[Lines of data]
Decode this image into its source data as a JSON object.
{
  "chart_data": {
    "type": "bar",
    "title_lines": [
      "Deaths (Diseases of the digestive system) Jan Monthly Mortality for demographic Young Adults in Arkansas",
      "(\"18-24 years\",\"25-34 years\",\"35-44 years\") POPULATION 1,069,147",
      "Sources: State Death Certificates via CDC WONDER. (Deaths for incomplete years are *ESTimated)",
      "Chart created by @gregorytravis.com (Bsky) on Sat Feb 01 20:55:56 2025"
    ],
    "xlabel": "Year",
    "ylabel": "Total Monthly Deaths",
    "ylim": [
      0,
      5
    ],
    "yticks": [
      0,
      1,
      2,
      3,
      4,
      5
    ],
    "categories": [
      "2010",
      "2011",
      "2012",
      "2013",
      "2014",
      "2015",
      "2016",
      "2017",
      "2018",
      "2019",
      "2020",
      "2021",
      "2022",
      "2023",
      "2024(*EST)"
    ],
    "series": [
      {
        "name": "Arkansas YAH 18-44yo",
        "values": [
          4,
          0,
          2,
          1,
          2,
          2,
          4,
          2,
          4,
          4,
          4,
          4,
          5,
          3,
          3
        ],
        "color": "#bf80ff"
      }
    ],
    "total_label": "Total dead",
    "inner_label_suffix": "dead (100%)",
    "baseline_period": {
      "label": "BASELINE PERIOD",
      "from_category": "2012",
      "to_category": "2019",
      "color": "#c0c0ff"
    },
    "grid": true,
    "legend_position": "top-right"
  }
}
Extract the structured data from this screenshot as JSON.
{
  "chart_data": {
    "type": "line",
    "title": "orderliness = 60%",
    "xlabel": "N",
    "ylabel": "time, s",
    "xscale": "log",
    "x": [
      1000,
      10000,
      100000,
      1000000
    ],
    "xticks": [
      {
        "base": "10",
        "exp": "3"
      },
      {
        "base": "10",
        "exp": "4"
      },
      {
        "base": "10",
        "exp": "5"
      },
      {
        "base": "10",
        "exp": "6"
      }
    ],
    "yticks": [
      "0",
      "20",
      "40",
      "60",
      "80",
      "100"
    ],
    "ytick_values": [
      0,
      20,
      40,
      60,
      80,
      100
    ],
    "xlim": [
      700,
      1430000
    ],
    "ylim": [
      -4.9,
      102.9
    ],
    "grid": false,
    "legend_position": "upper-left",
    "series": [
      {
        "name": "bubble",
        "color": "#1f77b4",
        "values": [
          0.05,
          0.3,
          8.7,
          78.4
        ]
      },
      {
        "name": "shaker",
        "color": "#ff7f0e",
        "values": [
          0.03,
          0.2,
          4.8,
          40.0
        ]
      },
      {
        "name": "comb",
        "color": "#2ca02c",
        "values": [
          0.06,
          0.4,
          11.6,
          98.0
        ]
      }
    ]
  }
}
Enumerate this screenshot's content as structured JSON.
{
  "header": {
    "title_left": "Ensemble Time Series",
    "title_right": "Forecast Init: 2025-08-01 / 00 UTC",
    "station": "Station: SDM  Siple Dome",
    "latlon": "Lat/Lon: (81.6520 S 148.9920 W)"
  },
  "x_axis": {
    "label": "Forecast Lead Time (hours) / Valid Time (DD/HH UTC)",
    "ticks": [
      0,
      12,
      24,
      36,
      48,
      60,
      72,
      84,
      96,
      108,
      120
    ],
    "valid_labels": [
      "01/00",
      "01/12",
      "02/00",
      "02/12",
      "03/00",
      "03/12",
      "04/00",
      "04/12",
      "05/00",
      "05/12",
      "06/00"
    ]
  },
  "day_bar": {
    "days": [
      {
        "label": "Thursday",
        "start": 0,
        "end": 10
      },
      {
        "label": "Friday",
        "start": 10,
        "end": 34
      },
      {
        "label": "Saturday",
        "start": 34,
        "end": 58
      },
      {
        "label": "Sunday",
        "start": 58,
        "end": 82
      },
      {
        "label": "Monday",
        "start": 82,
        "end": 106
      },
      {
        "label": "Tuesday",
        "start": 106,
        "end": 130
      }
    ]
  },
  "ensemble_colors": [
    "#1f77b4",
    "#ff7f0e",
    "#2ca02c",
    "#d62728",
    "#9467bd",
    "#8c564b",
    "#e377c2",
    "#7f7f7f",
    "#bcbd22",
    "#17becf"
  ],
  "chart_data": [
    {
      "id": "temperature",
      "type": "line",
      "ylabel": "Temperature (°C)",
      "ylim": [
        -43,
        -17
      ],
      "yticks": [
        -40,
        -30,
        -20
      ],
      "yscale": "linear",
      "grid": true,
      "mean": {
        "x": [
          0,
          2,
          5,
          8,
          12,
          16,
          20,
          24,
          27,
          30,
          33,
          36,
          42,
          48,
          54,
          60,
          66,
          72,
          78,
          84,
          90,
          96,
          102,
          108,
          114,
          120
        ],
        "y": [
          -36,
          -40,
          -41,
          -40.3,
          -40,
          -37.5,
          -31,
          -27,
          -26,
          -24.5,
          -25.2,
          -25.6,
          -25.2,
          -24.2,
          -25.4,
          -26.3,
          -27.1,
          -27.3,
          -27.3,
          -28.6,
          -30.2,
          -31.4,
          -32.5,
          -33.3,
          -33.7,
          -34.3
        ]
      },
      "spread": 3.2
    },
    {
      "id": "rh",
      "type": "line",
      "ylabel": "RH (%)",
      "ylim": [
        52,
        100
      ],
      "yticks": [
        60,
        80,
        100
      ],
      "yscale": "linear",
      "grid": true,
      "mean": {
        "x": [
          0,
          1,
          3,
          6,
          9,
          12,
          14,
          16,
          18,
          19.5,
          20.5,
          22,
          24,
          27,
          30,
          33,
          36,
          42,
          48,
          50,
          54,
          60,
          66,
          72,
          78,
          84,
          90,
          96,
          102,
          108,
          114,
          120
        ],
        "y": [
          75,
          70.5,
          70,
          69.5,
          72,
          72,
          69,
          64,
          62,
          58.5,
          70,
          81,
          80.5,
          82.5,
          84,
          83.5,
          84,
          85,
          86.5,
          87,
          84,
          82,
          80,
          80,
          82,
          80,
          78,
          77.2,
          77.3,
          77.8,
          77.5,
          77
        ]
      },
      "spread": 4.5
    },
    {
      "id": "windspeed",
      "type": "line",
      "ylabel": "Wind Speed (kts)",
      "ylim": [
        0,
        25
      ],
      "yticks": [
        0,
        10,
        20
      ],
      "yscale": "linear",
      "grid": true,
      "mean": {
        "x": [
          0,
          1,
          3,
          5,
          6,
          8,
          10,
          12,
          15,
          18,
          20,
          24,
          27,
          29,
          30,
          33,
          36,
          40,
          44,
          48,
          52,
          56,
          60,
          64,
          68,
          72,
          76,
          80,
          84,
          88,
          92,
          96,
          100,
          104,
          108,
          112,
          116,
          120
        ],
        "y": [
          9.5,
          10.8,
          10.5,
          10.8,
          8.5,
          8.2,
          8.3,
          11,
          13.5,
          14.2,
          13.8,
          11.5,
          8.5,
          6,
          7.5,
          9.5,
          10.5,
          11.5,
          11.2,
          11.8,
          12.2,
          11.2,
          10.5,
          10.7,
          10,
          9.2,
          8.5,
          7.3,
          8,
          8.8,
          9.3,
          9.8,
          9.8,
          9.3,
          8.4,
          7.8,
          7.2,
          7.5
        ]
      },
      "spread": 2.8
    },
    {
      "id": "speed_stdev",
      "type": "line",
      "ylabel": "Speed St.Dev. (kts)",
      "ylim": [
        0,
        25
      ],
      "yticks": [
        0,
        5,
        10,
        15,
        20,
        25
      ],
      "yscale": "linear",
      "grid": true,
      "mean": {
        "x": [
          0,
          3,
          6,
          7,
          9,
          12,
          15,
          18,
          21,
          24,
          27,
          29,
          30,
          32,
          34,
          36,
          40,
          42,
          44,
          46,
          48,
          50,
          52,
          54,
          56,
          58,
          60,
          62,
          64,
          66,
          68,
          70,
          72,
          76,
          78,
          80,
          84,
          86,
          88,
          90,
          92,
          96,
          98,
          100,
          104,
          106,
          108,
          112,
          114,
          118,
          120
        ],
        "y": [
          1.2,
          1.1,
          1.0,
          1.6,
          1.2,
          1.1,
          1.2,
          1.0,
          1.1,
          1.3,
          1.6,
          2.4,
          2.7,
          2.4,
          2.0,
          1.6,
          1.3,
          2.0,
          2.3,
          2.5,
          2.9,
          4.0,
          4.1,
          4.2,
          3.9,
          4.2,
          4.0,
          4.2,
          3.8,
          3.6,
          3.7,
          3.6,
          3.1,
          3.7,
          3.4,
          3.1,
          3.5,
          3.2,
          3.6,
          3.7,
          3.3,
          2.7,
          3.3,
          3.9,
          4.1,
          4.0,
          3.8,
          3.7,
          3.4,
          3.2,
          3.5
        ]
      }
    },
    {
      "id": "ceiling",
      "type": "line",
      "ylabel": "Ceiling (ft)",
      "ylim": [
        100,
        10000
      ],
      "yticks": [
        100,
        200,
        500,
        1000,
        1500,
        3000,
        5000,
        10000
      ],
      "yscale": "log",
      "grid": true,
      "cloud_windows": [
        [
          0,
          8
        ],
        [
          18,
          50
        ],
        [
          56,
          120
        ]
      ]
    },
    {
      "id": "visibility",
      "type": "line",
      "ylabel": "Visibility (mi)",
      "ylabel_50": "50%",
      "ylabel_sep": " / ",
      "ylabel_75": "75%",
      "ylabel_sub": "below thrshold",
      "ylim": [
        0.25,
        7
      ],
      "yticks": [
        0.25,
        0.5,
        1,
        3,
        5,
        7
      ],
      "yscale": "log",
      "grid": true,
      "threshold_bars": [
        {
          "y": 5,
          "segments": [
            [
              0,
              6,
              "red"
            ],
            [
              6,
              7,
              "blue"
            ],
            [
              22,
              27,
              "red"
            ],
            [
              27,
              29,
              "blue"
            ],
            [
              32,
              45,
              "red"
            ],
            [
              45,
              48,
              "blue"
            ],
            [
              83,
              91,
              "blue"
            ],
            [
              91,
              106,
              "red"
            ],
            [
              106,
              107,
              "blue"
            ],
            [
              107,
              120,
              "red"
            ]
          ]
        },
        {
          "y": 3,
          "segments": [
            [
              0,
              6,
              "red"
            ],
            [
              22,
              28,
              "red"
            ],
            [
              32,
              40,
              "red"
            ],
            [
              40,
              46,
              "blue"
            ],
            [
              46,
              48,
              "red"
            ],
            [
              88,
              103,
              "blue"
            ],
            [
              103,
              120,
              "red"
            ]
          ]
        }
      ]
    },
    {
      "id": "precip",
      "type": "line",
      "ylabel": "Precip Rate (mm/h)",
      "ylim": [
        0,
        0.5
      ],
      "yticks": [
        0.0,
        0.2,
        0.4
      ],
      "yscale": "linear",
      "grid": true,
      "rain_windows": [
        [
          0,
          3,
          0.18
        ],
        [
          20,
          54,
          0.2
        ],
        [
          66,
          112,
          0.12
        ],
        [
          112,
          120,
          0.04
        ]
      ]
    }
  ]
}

# WRITTEN EXERCISE:
Write down only the number of lines that contain the string "Deaths" in the listing.

# RESULT:
3